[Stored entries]

★ ★ ★

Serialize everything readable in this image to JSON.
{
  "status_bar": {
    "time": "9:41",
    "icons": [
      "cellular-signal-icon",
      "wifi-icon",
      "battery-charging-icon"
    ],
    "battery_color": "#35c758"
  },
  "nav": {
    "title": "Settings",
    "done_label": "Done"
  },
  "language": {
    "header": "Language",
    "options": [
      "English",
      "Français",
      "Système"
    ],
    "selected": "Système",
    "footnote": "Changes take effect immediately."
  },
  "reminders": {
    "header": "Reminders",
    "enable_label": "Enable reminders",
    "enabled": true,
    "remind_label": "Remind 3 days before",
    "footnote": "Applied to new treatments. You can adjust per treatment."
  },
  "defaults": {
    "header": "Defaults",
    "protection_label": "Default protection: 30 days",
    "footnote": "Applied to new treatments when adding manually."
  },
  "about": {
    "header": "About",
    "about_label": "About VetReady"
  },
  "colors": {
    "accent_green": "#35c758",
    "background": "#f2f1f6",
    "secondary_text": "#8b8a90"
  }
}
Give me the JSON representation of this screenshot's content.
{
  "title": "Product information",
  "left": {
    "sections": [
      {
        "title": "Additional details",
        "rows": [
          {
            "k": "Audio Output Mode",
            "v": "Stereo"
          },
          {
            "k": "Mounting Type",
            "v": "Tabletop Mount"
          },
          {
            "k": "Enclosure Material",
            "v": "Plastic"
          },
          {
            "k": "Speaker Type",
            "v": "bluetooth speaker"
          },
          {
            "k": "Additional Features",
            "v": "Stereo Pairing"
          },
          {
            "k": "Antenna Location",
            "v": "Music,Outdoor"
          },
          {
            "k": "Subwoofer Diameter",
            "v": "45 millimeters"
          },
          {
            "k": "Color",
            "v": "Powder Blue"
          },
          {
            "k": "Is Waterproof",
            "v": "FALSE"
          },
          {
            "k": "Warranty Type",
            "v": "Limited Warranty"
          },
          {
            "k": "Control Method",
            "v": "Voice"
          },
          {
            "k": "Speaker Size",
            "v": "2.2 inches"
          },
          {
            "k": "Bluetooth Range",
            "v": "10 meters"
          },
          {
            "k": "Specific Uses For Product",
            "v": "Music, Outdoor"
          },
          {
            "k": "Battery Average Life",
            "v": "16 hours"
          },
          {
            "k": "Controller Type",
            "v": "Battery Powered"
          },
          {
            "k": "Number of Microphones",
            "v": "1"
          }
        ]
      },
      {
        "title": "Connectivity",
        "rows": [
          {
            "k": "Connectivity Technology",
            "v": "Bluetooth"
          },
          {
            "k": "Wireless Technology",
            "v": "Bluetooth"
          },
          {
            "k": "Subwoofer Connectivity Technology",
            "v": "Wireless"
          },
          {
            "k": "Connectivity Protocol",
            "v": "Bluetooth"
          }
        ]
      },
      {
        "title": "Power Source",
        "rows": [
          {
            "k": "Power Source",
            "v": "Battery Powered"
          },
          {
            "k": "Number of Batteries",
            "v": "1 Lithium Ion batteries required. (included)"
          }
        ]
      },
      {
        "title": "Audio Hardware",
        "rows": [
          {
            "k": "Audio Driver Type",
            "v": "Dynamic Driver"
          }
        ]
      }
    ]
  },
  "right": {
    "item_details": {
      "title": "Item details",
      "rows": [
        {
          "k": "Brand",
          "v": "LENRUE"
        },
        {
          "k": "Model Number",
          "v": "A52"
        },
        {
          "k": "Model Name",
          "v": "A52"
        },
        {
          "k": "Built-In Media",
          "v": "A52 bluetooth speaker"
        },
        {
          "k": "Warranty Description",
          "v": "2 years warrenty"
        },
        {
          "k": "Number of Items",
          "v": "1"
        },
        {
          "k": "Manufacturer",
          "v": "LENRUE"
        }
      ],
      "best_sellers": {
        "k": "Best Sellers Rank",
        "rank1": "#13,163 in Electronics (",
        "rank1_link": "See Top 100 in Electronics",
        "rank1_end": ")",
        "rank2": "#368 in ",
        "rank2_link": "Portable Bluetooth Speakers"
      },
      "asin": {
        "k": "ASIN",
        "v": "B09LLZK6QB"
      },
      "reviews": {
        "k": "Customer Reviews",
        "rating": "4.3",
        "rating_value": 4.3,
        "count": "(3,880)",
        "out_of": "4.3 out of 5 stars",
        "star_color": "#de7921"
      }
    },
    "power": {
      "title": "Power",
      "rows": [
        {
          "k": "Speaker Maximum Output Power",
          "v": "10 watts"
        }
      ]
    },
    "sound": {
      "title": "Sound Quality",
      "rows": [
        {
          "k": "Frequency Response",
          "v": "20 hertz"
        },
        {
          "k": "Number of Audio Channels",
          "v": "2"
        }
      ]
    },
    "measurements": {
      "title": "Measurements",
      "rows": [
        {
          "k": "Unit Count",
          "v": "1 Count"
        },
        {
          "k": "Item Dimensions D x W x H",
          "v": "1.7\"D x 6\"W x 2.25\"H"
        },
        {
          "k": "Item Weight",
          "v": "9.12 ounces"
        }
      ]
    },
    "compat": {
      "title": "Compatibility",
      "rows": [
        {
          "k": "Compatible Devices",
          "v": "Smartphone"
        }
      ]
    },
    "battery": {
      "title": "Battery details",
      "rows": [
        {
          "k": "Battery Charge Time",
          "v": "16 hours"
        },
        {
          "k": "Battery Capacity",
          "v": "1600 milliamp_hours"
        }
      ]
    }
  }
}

★ ★ ★

# TASK TO COMPLETE:
Your task is to output the full set of records exactly as presented.

# RESPONSE TO THIS TASK:
Serialize everything readable in this image to JSON.
{
  "status_bar": {
    "time": "9:41",
    "icons": [
      "cellular-signal-icon",
      "wifi-icon",
      "battery-charging-icon"
    ],
    "battery_color": "#35c758"
  },
  "nav": {
    "title": "Settings",
    "done_label": "Done"
  },
  "language": {
    "header": "Language",
    "options": [
      "English",
      "Français",
      "Système"
    ],
    "selected": "Système",
    "footnote": "Changes take effect immediately."
  },
  "reminders": {
    "header": "Reminders",
    "enable_label": "Enable reminders",
    "enabled": true,
    "remind_label": "Remind 3 days before",
    "footnote": "Applied to new treatments. You can adjust per treatment."
  },
  "defaults": {
    "header": "Defaults",
    "protection_label": "Default protection: 30 days",
    "footnote": "Applied to new treatments when adding manually."
  },
  "about": {
    "header": "About",
    "about_label": "About VetReady"
  },
  "colors": {
    "accent_green": "#35c758",
    "background": "#f2f1f6",
    "secondary_text": "#8b8a90"
  }
}
Give me the JSON representation of this screenshot's content.
{
  "title": "Product information",
  "left": {
    "sections": [
      {
        "title": "Additional details",
        "rows": [
          {
            "k": "Audio Output Mode",
            "v": "Stereo"
          },
          {
            "k": "Mounting Type",
            "v": "Tabletop Mount"
          },
          {
            "k": "Enclosure Material",
            "v": "Plastic"
          },
          {
            "k": "Speaker Type",
            "v": "bluetooth speaker"
          },
          {
            "k": "Additional Features",
            "v": "Stereo Pairing"
          },
          {
            "k": "Antenna Location",
            "v": "Music,Outdoor"
          },
          {
            "k": "Subwoofer Diameter",
            "v": "45 millimeters"
          },
          {
            "k": "Color",
            "v": "Powder Blue"
          },
          {
            "k": "Is Waterproof",
            "v": "FALSE"
          },
          {
            "k": "Warranty Type",
            "v": "Limited Warranty"
          },
          {
            "k": "Control Method",
            "v": "Voice"
          },
          {
            "k": "Speaker Size",
            "v": "2.2 inches"
          },
          {
            "k": "Bluetooth Range",
            "v": "10 meters"
          },
          {
            "k": "Specific Uses For Product",
            "v": "Music, Outdoor"
          },
          {
            "k": "Battery Average Life",
            "v": "16 hours"
          },
          {
            "k": "Controller Type",
            "v": "Battery Powered"
          },
          {
            "k": "Number of Microphones",
            "v": "1"
          }
        ]
      },
      {
        "title": "Connectivity",
        "rows": [
          {
            "k": "Connectivity Technology",
            "v": "Bluetooth"
          },
          {
            "k": "Wireless Technology",
            "v": "Bluetooth"
          },
          {
            "k": "Subwoofer Connectivity Technology",
            "v": "Wireless"
          },
          {
            "k": "Connectivity Protocol",
            "v": "Bluetooth"
          }
        ]
      },
      {
        "title": "Power Source",
        "rows": [
          {
            "k": "Power Source",
            "v": "Battery Powered"
          },
          {
            "k": "Number of Batteries",
            "v": "1 Lithium Ion batteries required. (included)"
          }
        ]
      },
      {
        "title": "Audio Hardware",
        "rows": [
          {
            "k": "Audio Driver Type",
            "v": "Dynamic Driver"
          }
        ]
      }
    ]
  },
  "right": {
    "item_details": {
      "title": "Item details",
      "rows": [
        {
          "k": "Brand",
          "v": "LENRUE"
        },
        {
          "k": "Model Number",
          "v": "A52"
        },
        {
          "k": "Model Name",
          "v": "A52"
        },
        {
          "k": "Built-In Media",
          "v": "A52 bluetooth speaker"
        },
        {
          "k": "Warranty Description",
          "v": "2 years warrenty"
        },
        {
          "k": "Number of Items",
          "v": "1"
        },
        {
          "k": "Manufacturer",
          "v": "LENRUE"
        }
      ],
      "best_sellers": {
        "k": "Best Sellers Rank",
        "rank1": "#13,163 in Electronics (",
        "rank1_link": "See Top 100 in Electronics",
        "rank1_end": ")",
        "rank2": "#368 in ",
        "rank2_link": "Portable Bluetooth Speakers"
      },
      "asin": {
        "k": "ASIN",
        "v": "B09LLZK6QB"
      },
      "reviews": {
        "k": "Customer Reviews",
        "rating": "4.3",
        "rating_value": 4.3,
        "count": "(3,880)",
        "out_of": "4.3 out of 5 stars",
        "star_color": "#de7921"
      }
    },
    "power": {
      "title": "Power",
      "rows": [
        {
          "k": "Speaker Maximum Output Power",
          "v": "10 watts"
        }
      ]
    },
    "sound": {
      "title": "Sound Quality",
      "rows": [
        {
          "k": "Frequency Response",
          "v": "20 hertz"
        },
        {
          "k": "Number of Audio Channels",
          "v": "2"
        }
      ]
    },
    "measurements": {
      "title": "Measurements",
      "rows": [
        {
          "k": "Unit Count",
          "v": "1 Count"
        },
        {
          "k": "Item Dimensions D x W x H",
          "v": "1.7\"D x 6\"W x 2.25\"H"
        },
        {
          "k": "Item Weight",
          "v": "9.12 ounces"
        }
      ]
    },
    "compat": {
      "title": "Compatibility",
      "rows": [
        {
          "k": "Compatible Devices",
          "v": "Smartphone"
        }
      ]
    },
    "battery": {
      "title": "Battery details",
      "rows": [
        {
          "k": "Battery Charge Time",
          "v": "16 hours"
        },
        {
          "k": "Battery Capacity",
          "v": "1600 milliamp_hours"
        }
      ]
    }
  }
}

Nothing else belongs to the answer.